◆ Work required ◆
Starting at the line with "What does this", transcribe each line through the final one, both included, and add nothing.

◆ Stored rows ◆
* Begin *

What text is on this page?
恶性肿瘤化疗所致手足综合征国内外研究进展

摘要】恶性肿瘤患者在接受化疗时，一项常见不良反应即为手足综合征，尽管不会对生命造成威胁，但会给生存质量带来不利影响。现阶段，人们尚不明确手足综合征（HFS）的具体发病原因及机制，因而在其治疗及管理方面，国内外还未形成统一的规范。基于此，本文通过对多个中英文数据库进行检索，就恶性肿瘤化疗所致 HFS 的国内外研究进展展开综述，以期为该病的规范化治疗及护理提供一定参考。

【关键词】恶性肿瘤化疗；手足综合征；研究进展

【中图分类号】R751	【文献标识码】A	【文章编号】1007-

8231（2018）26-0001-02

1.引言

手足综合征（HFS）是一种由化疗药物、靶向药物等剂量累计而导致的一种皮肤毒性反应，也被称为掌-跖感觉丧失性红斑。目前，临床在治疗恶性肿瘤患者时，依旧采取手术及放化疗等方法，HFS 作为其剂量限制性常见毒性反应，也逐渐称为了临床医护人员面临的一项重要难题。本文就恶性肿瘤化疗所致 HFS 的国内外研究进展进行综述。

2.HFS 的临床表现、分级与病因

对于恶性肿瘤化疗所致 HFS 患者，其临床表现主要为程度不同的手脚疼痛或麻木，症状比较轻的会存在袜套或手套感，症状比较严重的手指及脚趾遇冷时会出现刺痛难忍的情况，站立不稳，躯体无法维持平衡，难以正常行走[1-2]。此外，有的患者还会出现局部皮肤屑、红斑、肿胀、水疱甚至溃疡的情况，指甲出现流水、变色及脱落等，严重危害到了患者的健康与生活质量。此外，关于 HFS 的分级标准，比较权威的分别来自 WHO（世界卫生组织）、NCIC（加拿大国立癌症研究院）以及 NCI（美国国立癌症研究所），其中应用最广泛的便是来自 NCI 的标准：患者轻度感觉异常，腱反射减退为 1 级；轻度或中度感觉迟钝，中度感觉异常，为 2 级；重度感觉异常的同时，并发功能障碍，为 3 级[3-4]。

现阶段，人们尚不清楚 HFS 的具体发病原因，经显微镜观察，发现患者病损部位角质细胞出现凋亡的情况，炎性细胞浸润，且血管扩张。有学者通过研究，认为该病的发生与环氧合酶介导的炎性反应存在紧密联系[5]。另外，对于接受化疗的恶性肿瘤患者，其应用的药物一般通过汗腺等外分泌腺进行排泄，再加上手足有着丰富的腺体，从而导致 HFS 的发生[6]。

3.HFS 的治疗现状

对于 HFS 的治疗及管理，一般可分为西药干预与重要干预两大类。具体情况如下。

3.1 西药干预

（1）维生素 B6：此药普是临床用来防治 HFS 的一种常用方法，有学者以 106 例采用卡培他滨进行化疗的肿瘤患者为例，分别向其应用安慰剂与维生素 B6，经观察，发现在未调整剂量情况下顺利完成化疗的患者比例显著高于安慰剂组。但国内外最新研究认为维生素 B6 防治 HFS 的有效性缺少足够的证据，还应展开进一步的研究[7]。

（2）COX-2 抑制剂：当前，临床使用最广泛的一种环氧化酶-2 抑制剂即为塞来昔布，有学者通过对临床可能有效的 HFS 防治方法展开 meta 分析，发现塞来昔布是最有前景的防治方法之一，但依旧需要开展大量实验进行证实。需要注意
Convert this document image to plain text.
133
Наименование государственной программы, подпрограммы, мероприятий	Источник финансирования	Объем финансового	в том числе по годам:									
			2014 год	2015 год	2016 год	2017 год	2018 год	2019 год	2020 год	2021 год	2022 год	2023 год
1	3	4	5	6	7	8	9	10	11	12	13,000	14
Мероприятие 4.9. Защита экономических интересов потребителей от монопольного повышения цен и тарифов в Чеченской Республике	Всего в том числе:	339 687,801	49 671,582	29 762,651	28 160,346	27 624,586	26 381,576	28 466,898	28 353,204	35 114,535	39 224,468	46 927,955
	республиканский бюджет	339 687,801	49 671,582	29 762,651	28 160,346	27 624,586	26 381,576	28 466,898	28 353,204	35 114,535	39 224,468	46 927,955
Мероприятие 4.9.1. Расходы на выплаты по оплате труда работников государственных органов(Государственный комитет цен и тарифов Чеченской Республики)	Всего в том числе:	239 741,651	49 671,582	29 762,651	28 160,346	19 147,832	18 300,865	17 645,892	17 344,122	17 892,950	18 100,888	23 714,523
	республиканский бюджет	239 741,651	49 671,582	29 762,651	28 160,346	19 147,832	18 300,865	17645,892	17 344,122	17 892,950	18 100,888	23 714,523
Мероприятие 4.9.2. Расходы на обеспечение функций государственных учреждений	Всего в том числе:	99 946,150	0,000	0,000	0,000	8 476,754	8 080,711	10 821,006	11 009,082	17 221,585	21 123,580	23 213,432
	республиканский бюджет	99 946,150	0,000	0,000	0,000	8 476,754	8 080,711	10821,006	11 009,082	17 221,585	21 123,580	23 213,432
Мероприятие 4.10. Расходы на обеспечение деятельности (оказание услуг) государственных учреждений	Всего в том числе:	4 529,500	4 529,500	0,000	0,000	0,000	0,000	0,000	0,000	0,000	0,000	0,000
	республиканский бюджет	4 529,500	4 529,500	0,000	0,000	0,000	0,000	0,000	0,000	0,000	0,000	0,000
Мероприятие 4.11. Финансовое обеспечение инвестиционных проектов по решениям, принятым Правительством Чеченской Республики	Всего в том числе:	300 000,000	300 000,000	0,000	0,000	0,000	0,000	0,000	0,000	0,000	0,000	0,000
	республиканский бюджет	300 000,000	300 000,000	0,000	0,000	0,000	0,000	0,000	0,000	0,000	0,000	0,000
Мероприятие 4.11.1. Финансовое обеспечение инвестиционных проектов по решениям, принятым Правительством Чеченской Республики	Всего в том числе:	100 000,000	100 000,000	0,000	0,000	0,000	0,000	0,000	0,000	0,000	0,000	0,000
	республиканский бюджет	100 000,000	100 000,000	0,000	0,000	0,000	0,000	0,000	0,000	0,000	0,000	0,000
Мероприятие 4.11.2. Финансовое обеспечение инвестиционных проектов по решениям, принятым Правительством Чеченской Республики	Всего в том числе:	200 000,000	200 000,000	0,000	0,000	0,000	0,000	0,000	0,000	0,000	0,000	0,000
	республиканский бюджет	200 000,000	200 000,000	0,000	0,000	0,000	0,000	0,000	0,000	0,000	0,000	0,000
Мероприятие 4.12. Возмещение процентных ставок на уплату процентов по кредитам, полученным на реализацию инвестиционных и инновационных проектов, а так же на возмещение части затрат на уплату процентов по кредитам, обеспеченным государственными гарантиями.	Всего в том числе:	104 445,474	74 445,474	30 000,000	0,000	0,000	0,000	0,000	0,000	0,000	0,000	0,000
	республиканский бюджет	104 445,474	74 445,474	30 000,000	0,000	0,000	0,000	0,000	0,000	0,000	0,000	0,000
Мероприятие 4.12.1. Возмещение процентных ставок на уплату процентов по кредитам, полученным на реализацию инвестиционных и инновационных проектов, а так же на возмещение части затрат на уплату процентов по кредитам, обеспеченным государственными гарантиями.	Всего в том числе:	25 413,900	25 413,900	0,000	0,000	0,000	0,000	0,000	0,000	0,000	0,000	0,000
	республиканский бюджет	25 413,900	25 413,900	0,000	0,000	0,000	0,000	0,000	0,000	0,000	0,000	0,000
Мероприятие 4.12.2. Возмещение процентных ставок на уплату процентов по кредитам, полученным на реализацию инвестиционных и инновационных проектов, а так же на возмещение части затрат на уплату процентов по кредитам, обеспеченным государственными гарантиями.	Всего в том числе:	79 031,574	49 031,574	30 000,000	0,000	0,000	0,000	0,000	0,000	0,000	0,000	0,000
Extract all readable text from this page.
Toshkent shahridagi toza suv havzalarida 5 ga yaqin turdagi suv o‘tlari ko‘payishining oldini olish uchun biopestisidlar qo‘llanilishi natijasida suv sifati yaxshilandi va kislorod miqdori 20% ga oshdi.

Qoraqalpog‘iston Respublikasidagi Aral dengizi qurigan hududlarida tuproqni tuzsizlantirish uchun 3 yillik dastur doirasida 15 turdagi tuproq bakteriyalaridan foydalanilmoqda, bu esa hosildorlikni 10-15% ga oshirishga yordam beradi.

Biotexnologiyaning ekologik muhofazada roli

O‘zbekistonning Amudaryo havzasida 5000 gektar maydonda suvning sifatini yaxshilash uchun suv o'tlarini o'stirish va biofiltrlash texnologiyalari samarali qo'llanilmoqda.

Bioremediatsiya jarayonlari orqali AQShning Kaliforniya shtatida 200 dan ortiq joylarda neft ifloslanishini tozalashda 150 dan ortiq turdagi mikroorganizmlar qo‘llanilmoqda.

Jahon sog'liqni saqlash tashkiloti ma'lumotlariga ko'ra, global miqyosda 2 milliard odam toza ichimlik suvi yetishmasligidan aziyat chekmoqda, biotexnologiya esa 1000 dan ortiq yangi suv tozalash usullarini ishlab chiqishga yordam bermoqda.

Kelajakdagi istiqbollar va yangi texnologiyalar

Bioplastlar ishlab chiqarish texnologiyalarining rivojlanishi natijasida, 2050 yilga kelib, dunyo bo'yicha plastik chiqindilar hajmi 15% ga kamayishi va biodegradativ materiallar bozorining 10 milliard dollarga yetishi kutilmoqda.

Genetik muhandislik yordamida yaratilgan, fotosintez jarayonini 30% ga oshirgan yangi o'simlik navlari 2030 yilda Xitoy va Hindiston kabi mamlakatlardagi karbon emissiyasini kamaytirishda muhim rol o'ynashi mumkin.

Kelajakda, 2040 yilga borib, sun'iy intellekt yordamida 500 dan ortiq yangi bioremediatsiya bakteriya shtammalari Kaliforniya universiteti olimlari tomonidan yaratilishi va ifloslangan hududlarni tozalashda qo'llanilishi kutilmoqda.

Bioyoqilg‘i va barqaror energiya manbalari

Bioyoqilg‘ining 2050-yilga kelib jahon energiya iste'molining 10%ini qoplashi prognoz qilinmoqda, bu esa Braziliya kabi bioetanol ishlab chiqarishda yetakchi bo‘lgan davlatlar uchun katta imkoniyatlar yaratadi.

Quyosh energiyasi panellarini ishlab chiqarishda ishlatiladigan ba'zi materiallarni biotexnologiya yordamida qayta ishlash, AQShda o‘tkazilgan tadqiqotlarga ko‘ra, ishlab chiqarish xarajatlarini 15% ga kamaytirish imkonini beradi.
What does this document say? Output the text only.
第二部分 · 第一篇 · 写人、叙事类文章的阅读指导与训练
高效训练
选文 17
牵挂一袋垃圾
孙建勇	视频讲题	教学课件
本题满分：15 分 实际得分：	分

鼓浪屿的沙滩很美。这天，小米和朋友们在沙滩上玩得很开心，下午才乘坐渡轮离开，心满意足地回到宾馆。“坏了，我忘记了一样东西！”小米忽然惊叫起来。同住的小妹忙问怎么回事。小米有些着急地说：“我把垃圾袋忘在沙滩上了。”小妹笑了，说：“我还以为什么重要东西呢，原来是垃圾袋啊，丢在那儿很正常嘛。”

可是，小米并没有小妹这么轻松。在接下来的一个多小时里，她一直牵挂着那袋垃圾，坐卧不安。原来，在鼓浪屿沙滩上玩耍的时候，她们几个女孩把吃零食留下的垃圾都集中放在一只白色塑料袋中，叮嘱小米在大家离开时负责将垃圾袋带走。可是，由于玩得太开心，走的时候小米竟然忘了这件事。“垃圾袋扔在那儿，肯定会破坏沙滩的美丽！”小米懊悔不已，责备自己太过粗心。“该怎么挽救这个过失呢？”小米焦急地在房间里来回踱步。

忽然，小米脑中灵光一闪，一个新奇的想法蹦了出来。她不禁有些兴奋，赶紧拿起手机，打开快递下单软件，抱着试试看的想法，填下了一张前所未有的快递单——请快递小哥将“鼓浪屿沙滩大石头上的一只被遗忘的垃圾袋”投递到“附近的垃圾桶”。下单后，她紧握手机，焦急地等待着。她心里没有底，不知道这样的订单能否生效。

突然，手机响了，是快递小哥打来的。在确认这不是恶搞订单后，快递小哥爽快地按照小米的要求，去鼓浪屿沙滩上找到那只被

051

* End *

◆ Complete answer ◆
What does this document say? Output the text only.
第二部分 · 第一篇 · 写人、叙事类文章的阅读指导与训练
高效训练
选文 17
牵挂一袋垃圾
孙建勇	视频讲题	教学课件
本题满分：15 分 实际得分：	分

鼓浪屿的沙滩很美。这天，小米和朋友们在沙滩上玩得很开心，下午才乘坐渡轮离开，心满意足地回到宾馆。“坏了，我忘记了一样东西！”小米忽然惊叫起来。同住的小妹忙问怎么回事。小米有些着急地说：“我把垃圾袋忘在沙滩上了。”小妹笑了，说：“我还以为什么重要东西呢，原来是垃圾袋啊，丢在那儿很正常嘛。”

可是，小米并没有小妹这么轻松。在接下来的一个多小时里，她一直牵挂着那袋垃圾，坐卧不安。原来，在鼓浪屿沙滩上玩耍的时候，她们几个女孩把吃零食留下的垃圾都集中放在一只白色塑料袋中，叮嘱小米在大家离开时负责将垃圾袋带走。可是，由于玩得太开心，走的时候小米竟然忘了这件事。“垃圾袋扔在那儿，肯定会破坏沙滩的美丽！”小米懊悔不已，责备自己太过粗心。“该怎么挽救这个过失呢？”小米焦急地在房间里来回踱步。

忽然，小米脑中灵光一闪，一个新奇的想法蹦了出来。她不禁有些兴奋，赶紧拿起手机，打开快递下单软件，抱着试试看的想法，填下了一张前所未有的快递单——请快递小哥将“鼓浪屿沙滩大石头上的一只被遗忘的垃圾袋”投递到“附近的垃圾桶”。下单后，她紧握手机，焦急地等待着。她心里没有底，不知道这样的订单能否生效。

突然，手机响了，是快递小哥打来的。在确认这不是恶搞订单后，快递小哥爽快地按照小米的要求，去鼓浪屿沙滩上找到那只被

051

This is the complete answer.